INPUT DATA:
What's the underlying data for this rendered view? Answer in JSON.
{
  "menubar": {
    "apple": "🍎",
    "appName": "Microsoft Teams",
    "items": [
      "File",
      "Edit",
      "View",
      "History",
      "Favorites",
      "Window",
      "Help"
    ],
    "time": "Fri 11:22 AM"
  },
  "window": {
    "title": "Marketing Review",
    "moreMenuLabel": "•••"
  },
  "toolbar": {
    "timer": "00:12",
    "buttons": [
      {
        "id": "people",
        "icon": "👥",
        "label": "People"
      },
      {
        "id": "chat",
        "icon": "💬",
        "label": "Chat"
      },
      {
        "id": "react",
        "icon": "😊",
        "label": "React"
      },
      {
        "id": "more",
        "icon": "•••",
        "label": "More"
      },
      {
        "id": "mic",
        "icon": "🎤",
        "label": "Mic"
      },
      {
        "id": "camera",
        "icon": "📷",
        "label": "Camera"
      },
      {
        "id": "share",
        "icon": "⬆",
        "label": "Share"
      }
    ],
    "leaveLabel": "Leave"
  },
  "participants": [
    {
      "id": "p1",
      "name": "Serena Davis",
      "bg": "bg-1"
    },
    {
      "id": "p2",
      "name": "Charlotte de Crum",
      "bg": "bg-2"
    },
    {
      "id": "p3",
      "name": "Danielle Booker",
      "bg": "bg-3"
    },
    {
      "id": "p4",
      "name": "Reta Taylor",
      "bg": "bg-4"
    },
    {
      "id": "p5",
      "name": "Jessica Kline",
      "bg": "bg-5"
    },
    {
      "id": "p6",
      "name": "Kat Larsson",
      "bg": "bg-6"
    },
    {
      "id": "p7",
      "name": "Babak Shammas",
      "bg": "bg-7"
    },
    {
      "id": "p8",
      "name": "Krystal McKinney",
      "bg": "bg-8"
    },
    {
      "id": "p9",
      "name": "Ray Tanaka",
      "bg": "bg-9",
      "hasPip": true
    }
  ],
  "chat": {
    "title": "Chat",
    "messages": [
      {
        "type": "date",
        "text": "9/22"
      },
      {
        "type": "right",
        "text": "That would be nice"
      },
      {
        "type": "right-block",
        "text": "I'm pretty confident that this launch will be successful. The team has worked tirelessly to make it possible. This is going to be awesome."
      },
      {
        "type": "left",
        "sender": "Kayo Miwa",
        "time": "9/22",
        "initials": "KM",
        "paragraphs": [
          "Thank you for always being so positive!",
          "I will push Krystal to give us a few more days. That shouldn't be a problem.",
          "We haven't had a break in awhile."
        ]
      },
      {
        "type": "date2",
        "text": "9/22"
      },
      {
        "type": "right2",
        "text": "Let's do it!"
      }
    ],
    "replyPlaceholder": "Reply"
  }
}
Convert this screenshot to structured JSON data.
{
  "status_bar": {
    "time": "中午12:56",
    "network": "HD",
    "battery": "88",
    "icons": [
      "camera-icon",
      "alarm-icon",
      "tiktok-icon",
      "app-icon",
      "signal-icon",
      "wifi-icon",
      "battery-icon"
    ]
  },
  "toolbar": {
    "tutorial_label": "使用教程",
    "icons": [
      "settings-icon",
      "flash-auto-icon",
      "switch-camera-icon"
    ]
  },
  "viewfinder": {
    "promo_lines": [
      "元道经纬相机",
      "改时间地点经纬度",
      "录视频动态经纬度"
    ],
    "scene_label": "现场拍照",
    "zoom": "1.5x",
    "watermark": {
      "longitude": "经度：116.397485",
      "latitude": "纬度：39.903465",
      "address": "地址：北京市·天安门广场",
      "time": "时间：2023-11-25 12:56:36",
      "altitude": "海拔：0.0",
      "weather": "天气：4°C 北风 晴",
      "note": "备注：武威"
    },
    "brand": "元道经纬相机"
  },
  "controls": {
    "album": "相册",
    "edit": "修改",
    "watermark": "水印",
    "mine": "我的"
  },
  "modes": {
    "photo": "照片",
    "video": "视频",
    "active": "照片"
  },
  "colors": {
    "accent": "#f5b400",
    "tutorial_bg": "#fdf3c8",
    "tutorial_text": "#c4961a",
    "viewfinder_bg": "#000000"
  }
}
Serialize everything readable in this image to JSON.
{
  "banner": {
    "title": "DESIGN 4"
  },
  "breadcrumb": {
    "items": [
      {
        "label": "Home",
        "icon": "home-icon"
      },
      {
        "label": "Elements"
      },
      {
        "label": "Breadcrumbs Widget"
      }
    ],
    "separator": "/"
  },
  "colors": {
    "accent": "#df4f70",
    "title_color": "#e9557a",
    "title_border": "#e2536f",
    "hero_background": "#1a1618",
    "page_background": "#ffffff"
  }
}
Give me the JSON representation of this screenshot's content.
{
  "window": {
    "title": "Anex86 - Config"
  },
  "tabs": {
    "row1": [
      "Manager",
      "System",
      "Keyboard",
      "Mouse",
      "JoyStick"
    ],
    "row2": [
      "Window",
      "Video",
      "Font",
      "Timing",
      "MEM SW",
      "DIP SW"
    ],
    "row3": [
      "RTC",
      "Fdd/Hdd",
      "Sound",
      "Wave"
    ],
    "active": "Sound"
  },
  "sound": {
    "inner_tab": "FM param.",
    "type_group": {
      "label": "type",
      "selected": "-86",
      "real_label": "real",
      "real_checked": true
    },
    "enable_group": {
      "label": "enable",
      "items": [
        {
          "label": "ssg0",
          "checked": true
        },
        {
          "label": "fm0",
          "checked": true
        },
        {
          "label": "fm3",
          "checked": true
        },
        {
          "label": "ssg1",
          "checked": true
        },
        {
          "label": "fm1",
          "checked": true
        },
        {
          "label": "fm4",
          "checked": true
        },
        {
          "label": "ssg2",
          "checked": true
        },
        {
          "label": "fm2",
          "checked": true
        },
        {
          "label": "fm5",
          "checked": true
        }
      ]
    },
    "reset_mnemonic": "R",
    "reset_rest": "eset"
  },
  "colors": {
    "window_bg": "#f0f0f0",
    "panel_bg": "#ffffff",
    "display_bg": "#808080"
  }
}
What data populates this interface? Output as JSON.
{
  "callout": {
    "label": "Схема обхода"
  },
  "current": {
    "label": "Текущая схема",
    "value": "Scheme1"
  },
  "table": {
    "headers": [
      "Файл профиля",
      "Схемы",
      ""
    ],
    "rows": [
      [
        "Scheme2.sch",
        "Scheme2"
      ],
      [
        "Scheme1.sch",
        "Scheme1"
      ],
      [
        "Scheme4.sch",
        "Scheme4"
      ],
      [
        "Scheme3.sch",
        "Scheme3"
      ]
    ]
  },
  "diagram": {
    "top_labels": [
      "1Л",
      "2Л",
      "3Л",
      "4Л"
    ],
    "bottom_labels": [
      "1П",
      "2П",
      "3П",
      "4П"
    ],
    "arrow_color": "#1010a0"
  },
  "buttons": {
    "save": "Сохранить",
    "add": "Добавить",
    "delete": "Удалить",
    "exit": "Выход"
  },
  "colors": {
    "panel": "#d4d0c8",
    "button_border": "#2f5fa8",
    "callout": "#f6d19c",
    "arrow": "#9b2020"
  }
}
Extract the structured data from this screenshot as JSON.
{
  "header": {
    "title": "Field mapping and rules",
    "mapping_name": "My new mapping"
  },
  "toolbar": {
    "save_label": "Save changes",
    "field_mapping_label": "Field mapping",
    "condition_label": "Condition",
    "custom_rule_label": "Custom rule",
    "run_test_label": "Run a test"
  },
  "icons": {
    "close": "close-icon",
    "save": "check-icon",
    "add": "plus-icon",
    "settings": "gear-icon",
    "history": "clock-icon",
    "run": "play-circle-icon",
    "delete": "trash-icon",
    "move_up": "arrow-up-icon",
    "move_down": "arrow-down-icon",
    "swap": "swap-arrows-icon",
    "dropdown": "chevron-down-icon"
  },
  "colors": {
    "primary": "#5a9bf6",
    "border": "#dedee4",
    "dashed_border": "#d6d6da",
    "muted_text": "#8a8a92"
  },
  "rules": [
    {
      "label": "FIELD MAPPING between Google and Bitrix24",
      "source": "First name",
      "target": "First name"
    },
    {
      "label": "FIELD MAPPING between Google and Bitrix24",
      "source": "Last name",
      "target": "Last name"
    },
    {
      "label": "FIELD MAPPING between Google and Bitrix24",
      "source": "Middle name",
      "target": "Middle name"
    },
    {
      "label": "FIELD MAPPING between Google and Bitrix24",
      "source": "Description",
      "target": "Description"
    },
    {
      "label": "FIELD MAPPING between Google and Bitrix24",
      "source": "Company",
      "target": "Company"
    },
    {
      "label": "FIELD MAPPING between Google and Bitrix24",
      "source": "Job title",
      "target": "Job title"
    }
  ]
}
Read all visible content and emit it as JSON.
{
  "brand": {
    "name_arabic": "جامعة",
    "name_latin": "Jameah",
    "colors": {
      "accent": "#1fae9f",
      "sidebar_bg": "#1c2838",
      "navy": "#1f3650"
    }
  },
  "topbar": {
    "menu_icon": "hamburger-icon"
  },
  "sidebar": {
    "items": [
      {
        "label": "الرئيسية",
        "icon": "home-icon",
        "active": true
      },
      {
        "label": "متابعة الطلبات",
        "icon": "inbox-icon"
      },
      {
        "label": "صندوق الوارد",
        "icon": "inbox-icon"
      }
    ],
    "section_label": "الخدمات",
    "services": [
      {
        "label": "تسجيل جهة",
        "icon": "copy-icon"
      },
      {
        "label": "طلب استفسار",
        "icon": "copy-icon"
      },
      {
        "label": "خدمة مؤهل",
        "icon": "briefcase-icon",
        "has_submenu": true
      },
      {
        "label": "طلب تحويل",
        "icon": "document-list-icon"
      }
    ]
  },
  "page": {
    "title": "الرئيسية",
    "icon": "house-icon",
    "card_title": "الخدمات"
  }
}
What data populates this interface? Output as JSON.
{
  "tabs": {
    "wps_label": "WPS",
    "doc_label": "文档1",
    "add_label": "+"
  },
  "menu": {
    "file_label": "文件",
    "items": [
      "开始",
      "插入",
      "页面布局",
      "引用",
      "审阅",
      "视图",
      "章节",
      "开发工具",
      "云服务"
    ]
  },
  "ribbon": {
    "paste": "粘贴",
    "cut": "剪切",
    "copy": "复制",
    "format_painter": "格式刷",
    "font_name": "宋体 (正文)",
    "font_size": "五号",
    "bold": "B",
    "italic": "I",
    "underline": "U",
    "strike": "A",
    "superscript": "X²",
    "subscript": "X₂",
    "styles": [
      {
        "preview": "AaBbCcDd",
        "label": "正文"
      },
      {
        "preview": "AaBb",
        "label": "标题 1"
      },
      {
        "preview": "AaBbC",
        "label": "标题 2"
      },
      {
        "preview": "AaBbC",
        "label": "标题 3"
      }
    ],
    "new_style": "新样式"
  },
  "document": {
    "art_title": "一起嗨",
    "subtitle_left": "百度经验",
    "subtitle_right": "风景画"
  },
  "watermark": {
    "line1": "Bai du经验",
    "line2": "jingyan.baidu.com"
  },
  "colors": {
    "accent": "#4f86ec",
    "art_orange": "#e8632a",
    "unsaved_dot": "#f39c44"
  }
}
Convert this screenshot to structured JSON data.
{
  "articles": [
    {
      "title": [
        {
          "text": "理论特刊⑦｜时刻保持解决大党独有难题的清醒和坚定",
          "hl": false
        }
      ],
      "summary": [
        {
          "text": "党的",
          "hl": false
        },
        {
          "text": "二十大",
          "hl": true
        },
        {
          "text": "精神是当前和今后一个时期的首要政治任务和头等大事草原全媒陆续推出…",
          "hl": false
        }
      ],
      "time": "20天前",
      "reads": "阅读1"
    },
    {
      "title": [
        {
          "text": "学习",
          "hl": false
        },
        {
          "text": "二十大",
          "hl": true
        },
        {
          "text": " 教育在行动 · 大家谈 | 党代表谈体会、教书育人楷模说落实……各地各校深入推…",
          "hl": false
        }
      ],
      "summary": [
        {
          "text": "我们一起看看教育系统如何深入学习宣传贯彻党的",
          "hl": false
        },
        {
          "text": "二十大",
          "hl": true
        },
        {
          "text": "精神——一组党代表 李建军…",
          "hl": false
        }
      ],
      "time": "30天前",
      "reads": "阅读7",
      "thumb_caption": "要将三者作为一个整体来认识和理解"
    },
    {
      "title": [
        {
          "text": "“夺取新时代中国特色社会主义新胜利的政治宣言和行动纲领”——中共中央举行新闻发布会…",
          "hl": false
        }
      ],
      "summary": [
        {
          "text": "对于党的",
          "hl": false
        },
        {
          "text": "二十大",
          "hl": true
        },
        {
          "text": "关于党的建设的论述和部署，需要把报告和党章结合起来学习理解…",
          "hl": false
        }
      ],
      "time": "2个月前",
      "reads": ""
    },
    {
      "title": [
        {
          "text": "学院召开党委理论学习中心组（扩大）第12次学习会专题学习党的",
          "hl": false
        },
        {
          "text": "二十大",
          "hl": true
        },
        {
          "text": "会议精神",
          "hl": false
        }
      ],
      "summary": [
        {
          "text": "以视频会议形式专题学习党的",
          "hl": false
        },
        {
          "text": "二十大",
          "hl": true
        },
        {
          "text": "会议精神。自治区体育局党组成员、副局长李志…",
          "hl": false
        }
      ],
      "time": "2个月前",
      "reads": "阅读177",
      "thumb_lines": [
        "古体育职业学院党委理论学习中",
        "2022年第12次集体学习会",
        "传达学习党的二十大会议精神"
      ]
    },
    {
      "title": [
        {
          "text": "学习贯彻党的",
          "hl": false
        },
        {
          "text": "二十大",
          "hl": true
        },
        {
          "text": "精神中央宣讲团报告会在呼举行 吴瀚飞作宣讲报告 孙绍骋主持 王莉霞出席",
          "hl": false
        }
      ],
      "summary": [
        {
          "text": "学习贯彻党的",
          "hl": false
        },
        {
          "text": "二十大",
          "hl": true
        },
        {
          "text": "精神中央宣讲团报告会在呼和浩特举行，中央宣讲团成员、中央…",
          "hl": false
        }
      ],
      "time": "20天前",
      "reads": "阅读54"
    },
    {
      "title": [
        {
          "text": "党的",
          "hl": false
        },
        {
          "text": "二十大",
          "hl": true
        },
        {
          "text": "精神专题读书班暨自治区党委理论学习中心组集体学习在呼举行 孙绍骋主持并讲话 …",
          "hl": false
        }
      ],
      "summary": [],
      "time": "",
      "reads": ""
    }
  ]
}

PROBLEM: Gather all lines of the records that include the word "will".

FINISHED EXERCISE:
        "text": "I'm pretty confident that this launch will be successful. The team has worked tirelessly to make it possible. This is going to be awesome."
          "I will push Krystal to give us a few more days. That shouldn't be a problem.",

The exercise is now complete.